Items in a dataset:
━━━━━━
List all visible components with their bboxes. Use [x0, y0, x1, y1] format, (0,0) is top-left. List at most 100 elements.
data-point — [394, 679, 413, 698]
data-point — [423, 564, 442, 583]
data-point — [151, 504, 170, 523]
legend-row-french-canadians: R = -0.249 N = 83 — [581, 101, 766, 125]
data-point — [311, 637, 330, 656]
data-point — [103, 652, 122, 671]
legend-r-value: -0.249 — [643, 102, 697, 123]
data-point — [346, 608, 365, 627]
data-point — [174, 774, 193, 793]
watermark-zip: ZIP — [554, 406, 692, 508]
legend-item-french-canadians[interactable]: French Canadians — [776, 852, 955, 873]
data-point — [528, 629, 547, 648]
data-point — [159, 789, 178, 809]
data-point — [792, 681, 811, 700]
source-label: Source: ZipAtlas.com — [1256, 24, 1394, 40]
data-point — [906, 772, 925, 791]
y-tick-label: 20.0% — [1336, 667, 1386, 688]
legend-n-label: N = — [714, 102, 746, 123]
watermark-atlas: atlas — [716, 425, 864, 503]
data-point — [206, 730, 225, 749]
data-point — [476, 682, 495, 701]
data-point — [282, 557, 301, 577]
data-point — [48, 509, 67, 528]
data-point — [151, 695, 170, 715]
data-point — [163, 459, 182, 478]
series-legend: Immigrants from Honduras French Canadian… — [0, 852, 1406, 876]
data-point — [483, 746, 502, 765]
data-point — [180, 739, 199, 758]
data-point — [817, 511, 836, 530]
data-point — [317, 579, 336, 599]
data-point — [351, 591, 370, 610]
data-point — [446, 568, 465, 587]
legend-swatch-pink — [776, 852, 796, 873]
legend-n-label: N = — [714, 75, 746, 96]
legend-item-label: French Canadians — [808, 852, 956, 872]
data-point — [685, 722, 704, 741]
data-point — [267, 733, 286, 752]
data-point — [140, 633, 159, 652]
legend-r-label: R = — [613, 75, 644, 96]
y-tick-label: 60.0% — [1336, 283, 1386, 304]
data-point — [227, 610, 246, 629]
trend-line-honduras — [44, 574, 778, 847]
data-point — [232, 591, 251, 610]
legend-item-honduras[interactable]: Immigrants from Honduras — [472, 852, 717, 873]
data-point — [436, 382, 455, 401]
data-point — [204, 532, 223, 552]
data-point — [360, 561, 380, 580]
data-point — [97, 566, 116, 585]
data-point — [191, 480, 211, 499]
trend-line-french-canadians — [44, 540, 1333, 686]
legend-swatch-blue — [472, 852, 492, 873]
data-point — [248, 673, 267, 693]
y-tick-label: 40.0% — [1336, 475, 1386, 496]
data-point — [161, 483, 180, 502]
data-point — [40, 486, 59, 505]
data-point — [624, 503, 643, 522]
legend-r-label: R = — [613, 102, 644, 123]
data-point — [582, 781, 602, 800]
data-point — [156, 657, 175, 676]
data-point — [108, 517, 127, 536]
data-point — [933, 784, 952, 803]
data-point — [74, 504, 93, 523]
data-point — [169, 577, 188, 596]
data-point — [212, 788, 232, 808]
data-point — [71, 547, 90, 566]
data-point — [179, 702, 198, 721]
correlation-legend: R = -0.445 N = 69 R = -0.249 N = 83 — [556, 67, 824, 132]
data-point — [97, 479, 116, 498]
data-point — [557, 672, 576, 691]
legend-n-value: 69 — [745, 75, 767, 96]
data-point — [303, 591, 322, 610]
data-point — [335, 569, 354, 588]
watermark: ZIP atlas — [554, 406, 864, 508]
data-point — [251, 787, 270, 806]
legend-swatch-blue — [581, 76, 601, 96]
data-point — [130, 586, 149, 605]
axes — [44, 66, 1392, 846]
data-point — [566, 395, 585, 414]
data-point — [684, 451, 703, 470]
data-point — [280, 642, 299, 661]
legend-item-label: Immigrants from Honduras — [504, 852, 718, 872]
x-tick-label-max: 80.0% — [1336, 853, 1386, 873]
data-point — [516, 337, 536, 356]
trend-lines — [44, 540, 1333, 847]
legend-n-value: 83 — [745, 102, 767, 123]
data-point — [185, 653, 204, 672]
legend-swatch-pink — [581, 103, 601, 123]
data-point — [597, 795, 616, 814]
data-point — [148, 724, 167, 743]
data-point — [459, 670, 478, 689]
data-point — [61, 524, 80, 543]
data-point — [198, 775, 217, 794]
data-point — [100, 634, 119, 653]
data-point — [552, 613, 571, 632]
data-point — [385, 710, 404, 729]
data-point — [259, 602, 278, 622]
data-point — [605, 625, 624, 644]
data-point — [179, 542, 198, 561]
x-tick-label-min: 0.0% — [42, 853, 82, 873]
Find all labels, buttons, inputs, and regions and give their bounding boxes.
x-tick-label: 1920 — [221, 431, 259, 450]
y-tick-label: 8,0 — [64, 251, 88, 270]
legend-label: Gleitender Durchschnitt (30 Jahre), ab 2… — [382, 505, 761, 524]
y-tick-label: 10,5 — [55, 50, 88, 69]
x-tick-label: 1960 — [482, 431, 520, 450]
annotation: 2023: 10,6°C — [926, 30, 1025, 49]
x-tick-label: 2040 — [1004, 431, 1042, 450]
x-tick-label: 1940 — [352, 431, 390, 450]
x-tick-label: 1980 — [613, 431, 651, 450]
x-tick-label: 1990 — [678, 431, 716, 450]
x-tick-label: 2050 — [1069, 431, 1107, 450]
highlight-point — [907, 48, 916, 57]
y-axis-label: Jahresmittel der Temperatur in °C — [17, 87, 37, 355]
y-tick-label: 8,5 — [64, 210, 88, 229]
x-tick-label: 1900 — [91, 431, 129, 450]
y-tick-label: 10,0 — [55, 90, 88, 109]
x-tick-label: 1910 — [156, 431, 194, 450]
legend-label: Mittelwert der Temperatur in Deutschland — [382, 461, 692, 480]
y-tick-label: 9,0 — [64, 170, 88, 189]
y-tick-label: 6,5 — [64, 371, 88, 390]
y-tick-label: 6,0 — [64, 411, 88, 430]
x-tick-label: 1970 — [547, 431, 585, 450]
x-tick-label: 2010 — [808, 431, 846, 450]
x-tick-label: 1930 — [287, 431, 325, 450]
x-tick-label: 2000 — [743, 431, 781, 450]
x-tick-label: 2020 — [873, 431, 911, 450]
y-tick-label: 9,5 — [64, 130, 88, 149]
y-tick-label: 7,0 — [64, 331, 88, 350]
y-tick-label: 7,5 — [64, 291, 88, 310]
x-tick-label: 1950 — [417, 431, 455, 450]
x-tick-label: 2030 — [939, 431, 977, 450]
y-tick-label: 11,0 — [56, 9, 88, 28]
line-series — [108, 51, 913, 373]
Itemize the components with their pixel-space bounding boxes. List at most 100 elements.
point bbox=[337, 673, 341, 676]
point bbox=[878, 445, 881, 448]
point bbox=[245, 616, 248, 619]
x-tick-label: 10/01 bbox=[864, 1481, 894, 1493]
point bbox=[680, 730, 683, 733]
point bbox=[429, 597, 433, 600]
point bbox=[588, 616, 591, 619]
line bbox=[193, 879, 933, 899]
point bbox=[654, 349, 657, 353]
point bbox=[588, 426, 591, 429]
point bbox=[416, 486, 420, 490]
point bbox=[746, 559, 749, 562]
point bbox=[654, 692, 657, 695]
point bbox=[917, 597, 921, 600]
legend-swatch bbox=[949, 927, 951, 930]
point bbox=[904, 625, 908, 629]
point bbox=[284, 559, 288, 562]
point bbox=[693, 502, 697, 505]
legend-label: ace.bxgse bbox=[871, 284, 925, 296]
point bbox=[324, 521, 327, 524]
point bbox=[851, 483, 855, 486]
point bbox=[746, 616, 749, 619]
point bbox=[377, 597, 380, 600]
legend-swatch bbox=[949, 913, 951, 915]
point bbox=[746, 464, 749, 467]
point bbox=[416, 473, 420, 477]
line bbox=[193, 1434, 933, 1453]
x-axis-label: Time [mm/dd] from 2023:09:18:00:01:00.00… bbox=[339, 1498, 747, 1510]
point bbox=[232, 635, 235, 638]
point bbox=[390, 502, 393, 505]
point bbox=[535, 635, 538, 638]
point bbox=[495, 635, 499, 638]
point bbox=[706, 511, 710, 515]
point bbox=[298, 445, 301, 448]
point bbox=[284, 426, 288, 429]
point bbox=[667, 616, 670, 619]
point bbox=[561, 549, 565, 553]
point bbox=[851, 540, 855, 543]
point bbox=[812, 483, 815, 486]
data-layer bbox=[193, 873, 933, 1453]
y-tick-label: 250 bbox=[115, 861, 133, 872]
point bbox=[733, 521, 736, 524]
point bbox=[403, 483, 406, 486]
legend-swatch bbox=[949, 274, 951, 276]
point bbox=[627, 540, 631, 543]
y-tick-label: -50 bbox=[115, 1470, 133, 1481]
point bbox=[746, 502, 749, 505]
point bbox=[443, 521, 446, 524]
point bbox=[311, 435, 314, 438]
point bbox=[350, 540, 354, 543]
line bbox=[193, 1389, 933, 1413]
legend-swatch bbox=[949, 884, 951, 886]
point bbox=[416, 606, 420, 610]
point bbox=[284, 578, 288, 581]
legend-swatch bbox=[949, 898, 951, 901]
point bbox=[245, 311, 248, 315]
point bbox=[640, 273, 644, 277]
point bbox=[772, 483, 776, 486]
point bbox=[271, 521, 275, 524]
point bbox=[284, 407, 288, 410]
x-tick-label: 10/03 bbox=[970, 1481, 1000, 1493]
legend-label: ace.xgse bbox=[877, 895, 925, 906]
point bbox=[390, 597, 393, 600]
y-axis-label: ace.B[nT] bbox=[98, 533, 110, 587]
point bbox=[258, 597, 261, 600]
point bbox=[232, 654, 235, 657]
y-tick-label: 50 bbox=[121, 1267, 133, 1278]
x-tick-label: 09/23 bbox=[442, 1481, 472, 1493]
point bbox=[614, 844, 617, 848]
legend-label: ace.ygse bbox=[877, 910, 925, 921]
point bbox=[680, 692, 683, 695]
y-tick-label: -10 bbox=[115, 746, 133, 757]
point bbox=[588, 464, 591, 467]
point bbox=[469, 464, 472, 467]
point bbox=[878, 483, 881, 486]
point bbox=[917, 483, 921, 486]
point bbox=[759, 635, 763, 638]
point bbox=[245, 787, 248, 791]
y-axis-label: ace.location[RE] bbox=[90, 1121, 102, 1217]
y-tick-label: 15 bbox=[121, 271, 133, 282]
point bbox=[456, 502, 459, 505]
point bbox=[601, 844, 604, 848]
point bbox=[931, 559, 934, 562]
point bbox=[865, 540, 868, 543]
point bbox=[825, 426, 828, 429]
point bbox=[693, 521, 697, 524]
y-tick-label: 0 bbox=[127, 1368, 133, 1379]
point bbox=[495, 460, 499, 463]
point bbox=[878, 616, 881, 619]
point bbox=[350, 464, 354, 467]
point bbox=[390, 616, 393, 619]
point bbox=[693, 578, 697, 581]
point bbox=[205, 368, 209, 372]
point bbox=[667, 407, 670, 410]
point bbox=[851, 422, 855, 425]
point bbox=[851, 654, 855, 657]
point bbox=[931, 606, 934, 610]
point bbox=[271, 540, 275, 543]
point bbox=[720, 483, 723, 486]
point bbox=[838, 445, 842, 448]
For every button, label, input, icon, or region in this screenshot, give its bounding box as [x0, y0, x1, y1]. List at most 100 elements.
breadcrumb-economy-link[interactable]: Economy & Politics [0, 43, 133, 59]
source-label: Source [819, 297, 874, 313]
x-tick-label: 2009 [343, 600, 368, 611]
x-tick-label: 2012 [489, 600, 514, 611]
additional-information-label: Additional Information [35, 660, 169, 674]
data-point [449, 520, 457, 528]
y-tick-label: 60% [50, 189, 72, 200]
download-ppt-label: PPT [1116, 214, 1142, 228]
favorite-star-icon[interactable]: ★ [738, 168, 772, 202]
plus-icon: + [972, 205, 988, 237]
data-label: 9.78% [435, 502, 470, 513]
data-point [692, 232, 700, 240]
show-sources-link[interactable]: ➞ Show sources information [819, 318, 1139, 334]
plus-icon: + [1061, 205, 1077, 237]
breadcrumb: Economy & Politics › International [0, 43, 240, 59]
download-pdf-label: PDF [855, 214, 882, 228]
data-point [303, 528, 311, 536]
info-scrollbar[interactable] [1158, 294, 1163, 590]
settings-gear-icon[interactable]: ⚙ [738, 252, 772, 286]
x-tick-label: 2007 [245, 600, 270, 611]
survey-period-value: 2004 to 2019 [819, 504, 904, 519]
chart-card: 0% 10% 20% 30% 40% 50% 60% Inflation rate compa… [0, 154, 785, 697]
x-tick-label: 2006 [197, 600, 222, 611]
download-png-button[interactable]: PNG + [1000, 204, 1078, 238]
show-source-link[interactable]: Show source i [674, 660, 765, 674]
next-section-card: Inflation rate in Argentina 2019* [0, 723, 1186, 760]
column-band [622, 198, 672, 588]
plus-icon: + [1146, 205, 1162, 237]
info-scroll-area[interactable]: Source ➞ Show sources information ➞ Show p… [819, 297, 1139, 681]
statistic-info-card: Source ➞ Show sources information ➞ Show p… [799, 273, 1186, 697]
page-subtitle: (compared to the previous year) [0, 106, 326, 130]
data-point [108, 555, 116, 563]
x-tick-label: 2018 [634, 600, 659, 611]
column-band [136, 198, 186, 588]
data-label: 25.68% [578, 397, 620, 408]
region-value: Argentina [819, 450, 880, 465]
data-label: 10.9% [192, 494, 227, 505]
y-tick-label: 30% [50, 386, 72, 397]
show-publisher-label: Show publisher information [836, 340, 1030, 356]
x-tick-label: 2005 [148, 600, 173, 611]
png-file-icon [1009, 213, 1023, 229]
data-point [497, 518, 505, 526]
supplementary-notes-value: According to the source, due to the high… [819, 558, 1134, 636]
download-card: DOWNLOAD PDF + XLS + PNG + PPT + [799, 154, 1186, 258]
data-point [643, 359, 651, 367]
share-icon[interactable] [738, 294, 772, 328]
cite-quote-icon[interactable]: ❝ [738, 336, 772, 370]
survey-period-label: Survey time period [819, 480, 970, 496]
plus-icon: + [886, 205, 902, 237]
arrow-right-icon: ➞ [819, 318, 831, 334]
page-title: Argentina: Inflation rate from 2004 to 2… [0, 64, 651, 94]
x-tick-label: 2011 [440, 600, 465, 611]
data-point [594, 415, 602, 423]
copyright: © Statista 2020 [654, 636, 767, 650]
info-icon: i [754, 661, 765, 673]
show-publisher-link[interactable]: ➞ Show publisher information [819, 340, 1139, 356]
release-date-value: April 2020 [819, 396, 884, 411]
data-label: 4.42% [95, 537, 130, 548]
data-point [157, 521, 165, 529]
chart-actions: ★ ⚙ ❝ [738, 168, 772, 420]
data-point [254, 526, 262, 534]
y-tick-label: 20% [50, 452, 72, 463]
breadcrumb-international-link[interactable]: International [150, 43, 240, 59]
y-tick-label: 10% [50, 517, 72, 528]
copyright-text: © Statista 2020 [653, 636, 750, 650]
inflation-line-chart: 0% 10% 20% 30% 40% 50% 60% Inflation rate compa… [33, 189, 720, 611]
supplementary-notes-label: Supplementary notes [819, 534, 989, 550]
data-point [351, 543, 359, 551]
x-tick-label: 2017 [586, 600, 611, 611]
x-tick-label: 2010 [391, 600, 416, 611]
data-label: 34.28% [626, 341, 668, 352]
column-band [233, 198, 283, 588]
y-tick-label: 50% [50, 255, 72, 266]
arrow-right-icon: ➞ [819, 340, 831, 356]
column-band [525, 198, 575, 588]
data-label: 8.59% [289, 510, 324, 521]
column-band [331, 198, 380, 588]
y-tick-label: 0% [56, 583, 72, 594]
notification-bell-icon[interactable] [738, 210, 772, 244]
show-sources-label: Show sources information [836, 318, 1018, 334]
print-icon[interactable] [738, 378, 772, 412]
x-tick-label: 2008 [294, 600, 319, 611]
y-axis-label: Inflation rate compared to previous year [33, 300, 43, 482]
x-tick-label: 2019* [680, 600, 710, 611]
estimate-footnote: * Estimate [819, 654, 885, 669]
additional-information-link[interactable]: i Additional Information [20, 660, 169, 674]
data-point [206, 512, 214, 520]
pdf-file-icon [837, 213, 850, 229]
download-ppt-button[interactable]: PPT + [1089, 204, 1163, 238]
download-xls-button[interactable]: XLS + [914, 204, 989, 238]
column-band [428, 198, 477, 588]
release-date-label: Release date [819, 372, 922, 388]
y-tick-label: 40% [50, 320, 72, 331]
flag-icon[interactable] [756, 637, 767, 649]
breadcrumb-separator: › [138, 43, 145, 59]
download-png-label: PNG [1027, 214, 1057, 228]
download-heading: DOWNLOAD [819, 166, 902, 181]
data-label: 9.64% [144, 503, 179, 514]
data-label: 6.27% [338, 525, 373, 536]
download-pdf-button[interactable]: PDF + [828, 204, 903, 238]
━━━━━━
▸ Instruction: Reproduce the items from their very first line through the line containing "data-point — [311, 637, 330, 656]", including both of those lines.

▸ Reply to the task:
List all visible components with their bboxes. Use [x0, y0, x1, y1] format, (0,0) is top-left. List at most 100 elements.
data-point — [394, 679, 413, 698]
data-point — [423, 564, 442, 583]
data-point — [151, 504, 170, 523]
legend-row-french-canadians: R = -0.249 N = 83 — [581, 101, 766, 125]
data-point — [311, 637, 330, 656]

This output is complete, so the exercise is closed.